Given task.
Using the data beneath, show every line that includes the word "this".

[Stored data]
——————

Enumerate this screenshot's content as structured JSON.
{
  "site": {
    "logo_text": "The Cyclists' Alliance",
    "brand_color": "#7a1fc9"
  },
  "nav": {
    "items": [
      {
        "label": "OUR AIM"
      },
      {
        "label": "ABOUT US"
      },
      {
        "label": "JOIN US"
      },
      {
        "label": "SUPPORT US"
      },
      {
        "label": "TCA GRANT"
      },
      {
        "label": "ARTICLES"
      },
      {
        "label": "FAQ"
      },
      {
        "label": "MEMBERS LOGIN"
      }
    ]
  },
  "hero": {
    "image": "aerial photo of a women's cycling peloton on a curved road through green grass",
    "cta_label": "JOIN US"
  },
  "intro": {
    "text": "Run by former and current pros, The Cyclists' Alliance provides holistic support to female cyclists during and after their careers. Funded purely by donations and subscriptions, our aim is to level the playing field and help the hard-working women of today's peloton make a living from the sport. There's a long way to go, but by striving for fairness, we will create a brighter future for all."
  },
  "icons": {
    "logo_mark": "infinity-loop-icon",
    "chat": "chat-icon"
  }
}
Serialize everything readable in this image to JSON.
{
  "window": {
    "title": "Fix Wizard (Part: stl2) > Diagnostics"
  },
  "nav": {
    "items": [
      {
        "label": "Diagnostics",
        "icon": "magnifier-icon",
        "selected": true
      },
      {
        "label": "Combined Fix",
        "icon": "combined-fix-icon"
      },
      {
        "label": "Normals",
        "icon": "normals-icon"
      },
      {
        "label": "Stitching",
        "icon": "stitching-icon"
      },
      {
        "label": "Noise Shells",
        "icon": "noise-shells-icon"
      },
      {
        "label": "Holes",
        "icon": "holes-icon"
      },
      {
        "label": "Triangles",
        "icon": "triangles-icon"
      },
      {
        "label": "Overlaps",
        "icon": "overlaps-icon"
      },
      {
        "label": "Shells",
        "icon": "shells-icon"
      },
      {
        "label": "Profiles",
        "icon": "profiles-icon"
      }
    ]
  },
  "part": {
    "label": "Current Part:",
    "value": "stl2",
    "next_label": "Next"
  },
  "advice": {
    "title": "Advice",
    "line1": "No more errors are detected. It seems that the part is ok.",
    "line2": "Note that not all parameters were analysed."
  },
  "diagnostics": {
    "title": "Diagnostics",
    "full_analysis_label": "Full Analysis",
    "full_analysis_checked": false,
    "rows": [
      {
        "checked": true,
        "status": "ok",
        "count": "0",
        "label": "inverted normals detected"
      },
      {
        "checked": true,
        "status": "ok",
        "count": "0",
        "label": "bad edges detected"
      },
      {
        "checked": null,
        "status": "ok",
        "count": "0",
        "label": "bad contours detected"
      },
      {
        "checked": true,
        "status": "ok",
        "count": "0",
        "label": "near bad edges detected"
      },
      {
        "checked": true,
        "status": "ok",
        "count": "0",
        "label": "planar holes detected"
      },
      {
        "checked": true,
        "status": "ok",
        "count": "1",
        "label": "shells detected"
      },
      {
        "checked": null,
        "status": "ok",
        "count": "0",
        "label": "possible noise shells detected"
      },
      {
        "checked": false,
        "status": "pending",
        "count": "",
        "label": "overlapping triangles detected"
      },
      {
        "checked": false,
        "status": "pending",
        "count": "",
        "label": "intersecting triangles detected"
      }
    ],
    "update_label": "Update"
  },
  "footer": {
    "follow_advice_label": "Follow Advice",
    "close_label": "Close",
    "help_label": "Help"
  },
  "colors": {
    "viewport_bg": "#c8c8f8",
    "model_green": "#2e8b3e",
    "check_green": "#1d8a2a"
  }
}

——————

Complete response.
Enumerate this screenshot's content as structured JSON.
Serialize everything readable in this image to JSON.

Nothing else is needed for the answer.